▶ Required task:
Search the material below for the word "Support" and copy every line in which it occurs.

== Supplied material

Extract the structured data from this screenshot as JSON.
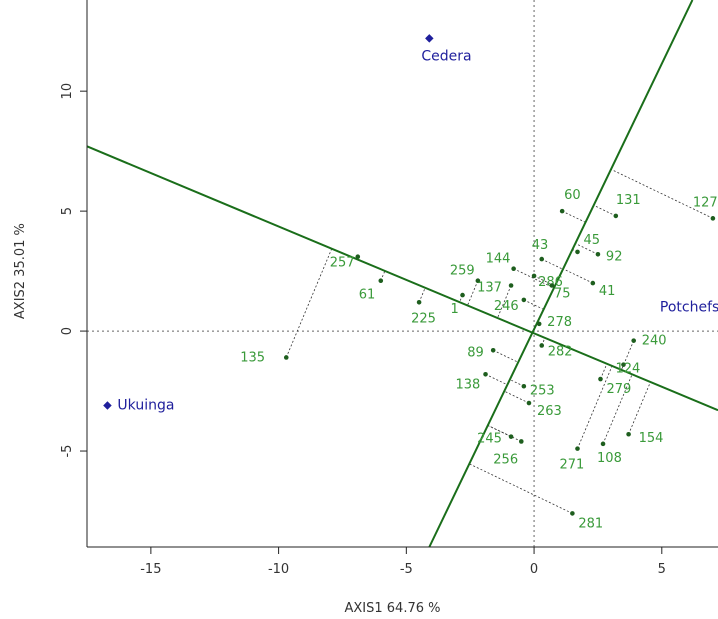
{
  "chart_data": {
    "type": "scatter",
    "title": "",
    "xlabel": "AXIS1 64.76 %",
    "ylabel": "AXIS2 35.01 %",
    "xlim": [
      -17.5,
      7.2
    ],
    "ylim": [
      -9.0,
      13.8
    ],
    "x_ticks": [
      -15,
      -10,
      -5,
      0,
      5
    ],
    "y_ticks": [
      -5,
      0,
      5,
      10
    ],
    "x_tick_labels": [
      "-15",
      "-10",
      "-5",
      "0",
      "5"
    ],
    "y_tick_labels": [
      "-5",
      "0",
      "5",
      "10"
    ],
    "grid": false,
    "reference_lines": {
      "x": 0,
      "y": 0,
      "style": "dotted"
    },
    "environment_vectors": [
      {
        "from": [
          -17.5,
          7.7
        ],
        "to": [
          7.2,
          -3.3
        ]
      },
      {
        "from": [
          -4.1,
          -9.0
        ],
        "to": [
          6.2,
          13.8
        ]
      }
    ],
    "environments": [
      {
        "name": "Cedera",
        "x": -4.1,
        "y": 12.2
      },
      {
        "name": "Ukuinga",
        "x": -16.7,
        "y": -3.1
      },
      {
        "name": "Potchefstroom",
        "x": 6.1,
        "y": 0.4
      }
    ],
    "genotypes": [
      {
        "label": "60",
        "x": 1.1,
        "y": 5.0
      },
      {
        "label": "131",
        "x": 3.2,
        "y": 4.8
      },
      {
        "label": "127",
        "x": 7.0,
        "y": 4.7
      },
      {
        "label": "45",
        "x": 1.7,
        "y": 3.3
      },
      {
        "label": "43",
        "x": 0.3,
        "y": 3.0
      },
      {
        "label": "92",
        "x": 2.5,
        "y": 3.2
      },
      {
        "label": "144",
        "x": -0.8,
        "y": 2.6
      },
      {
        "label": "286",
        "x": 0.0,
        "y": 2.3
      },
      {
        "label": "259",
        "x": -2.2,
        "y": 2.1
      },
      {
        "label": "75",
        "x": 0.7,
        "y": 1.9
      },
      {
        "label": "41",
        "x": 2.3,
        "y": 2.0
      },
      {
        "label": "137",
        "x": -0.9,
        "y": 1.9
      },
      {
        "label": "246",
        "x": -0.4,
        "y": 1.3
      },
      {
        "label": "257",
        "x": -6.9,
        "y": 3.1
      },
      {
        "label": "61",
        "x": -6.0,
        "y": 2.1
      },
      {
        "label": "225",
        "x": -4.5,
        "y": 1.2
      },
      {
        "label": "1",
        "x": -2.8,
        "y": 1.5
      },
      {
        "label": "278",
        "x": 0.2,
        "y": 0.3
      },
      {
        "label": "282",
        "x": 0.3,
        "y": -0.6
      },
      {
        "label": "89",
        "x": -1.6,
        "y": -0.8
      },
      {
        "label": "135",
        "x": -9.7,
        "y": -1.1
      },
      {
        "label": "138",
        "x": -1.9,
        "y": -1.8
      },
      {
        "label": "253",
        "x": -0.4,
        "y": -2.3
      },
      {
        "label": "263",
        "x": -0.2,
        "y": -3.0
      },
      {
        "label": "240",
        "x": 3.9,
        "y": -0.4
      },
      {
        "label": "124",
        "x": 3.5,
        "y": -1.4
      },
      {
        "label": "279",
        "x": 2.6,
        "y": -2.0
      },
      {
        "label": "154",
        "x": 3.7,
        "y": -4.3
      },
      {
        "label": "245",
        "x": -0.9,
        "y": -4.4
      },
      {
        "label": "256",
        "x": -0.5,
        "y": -4.6
      },
      {
        "label": "271",
        "x": 1.7,
        "y": -4.9
      },
      {
        "label": "108",
        "x": 2.7,
        "y": -4.7
      },
      {
        "label": "281",
        "x": 1.5,
        "y": -7.6
      }
    ]
  }
}
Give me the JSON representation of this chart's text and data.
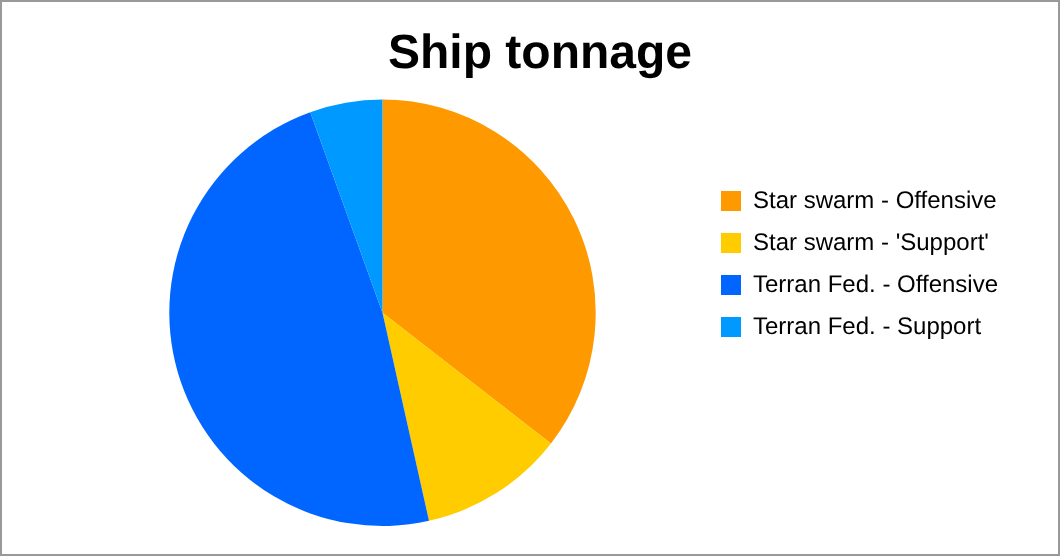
{
  "chart_data": {
    "type": "pie",
    "title": "Ship tonnage",
    "categories": [
      "Star swarm - Offensive",
      "Star swarm - 'Support'",
      "Terran Fed. - Offensive",
      "Terran Fed. - Support"
    ],
    "values": [
      35.5,
      11,
      48,
      5.5
    ],
    "colors": [
      "#ff9900",
      "#ffcc00",
      "#0066ff",
      "#0099ff"
    ],
    "legend": "right"
  }
}
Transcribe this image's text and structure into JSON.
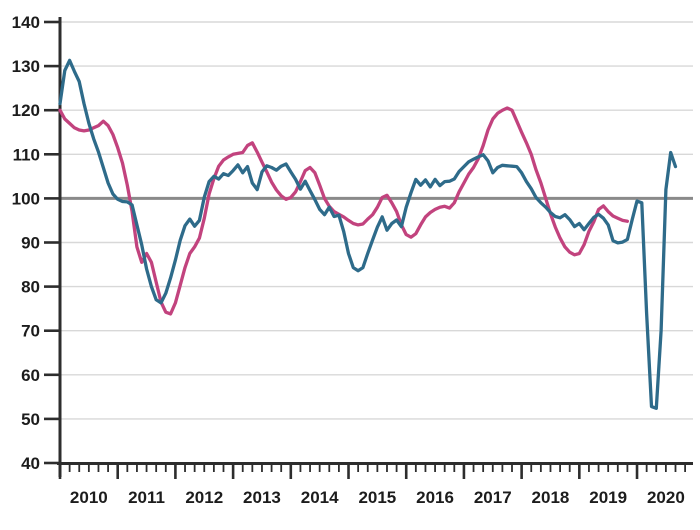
{
  "chart_data": {
    "type": "line",
    "title": "",
    "legend": "none",
    "grid": true,
    "colors": {
      "teal_series": "#2e6b8a",
      "pink_series": "#c2437e",
      "gridline": "#d8d8d8",
      "reference_line": "#8a8a8a",
      "axis": "#2d2d2d",
      "label": "#1c1c1c"
    },
    "y_axis": {
      "min": 40,
      "max": 140,
      "step": 10,
      "ticks": [
        40,
        50,
        60,
        70,
        80,
        90,
        100,
        110,
        120,
        130,
        140
      ],
      "tick_labels": [
        "40",
        "50",
        "60",
        "70",
        "80",
        "90",
        "100",
        "110",
        "120",
        "130",
        "140"
      ],
      "reference_line": 100
    },
    "x_axis": {
      "domain": [
        2010,
        2020.97
      ],
      "years": [
        2010,
        2011,
        2012,
        2013,
        2014,
        2015,
        2016,
        2017,
        2018,
        2019,
        2020
      ],
      "labels": [
        "2010",
        "2011",
        "2012",
        "2013",
        "2014",
        "2015",
        "2016",
        "2017",
        "2018",
        "2019",
        "2020"
      ],
      "minor_tick_interval_months": 2
    },
    "series": [
      {
        "name": "pink-series",
        "color_key": "pink_series",
        "start_year": 2010,
        "start_month": 1,
        "frequency": "monthly",
        "values": [
          120,
          118,
          117,
          116,
          115.5,
          115.3,
          115.5,
          116,
          116.5,
          117.5,
          116.5,
          114.5,
          111.5,
          108,
          103,
          97,
          89,
          85.5,
          87.5,
          85.5,
          81,
          76.5,
          74.2,
          73.8,
          76.3,
          80.3,
          84.3,
          87.5,
          89,
          91,
          95.5,
          101,
          104.5,
          107.3,
          108.7,
          109.4,
          110,
          110.2,
          110.4,
          112,
          112.6,
          110.5,
          108.2,
          106,
          103.7,
          101.9,
          100.6,
          99.8,
          100.2,
          101.5,
          103.8,
          106.3,
          107,
          105.8,
          103,
          100,
          98.2,
          97,
          96.4,
          95.8,
          95,
          94.3,
          94,
          94.2,
          95.3,
          96.3,
          98,
          100.2,
          100.7,
          99,
          97,
          94,
          91.8,
          91.2,
          92,
          94,
          95.8,
          96.8,
          97.5,
          98,
          98.2,
          97.8,
          99,
          101.5,
          103.5,
          105.5,
          107,
          109,
          112,
          115.5,
          118,
          119.3,
          120,
          120.5,
          120,
          117.5,
          115,
          112.6,
          110,
          106.5,
          103.5,
          100,
          96.5,
          93.5,
          91,
          89,
          87.8,
          87.2,
          87.5,
          89.5,
          92.5,
          94.7,
          97.5,
          98.3,
          97,
          96,
          95.5,
          95,
          94.8
        ]
      },
      {
        "name": "teal-series",
        "color_key": "teal_series",
        "start_year": 2010,
        "start_month": 1,
        "frequency": "monthly",
        "values": [
          121.5,
          129,
          131.3,
          128.8,
          126.5,
          121.5,
          117,
          113.5,
          110.5,
          107,
          103.5,
          101,
          99.8,
          99.3,
          99.2,
          98.5,
          94,
          89.5,
          84,
          80,
          77,
          76.3,
          78.5,
          82,
          86,
          90.5,
          93.8,
          95.3,
          93.7,
          95,
          100.3,
          103.8,
          105,
          104.4,
          105.6,
          105.2,
          106.3,
          107.6,
          105.8,
          107.2,
          103.5,
          102,
          106,
          107.4,
          107,
          106.4,
          107.3,
          107.8,
          106,
          104.3,
          102.1,
          103.9,
          101.8,
          99.7,
          97.5,
          96.3,
          98,
          95.9,
          96.2,
          92.5,
          87.5,
          84.3,
          83.6,
          84.3,
          87.5,
          90.6,
          93.5,
          95.8,
          92.8,
          94.3,
          95.1,
          93.6,
          98,
          101.3,
          104.3,
          103,
          104.2,
          102.6,
          104.3,
          102.9,
          103.8,
          103.9,
          104.4,
          106.1,
          107.2,
          108.3,
          108.9,
          109.4,
          109.9,
          108.5,
          105.8,
          107,
          107.5,
          107.4,
          107.3,
          107.2,
          105.8,
          103.8,
          102.2,
          100.2,
          99,
          98,
          96.8,
          95.9,
          95.6,
          96.3,
          95.2,
          93.6,
          94.3,
          92.9,
          94.3,
          95.7,
          96.4,
          95.5,
          94,
          90.4,
          89.9,
          90.1,
          90.7,
          95.2,
          99.4,
          99,
          74,
          52.8,
          52.4,
          70,
          102,
          110.4,
          107.2
        ]
      }
    ]
  }
}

====

▶ Answer to the problem:
      "Star swarm - 'Support'",
      "Terran Fed. - Support"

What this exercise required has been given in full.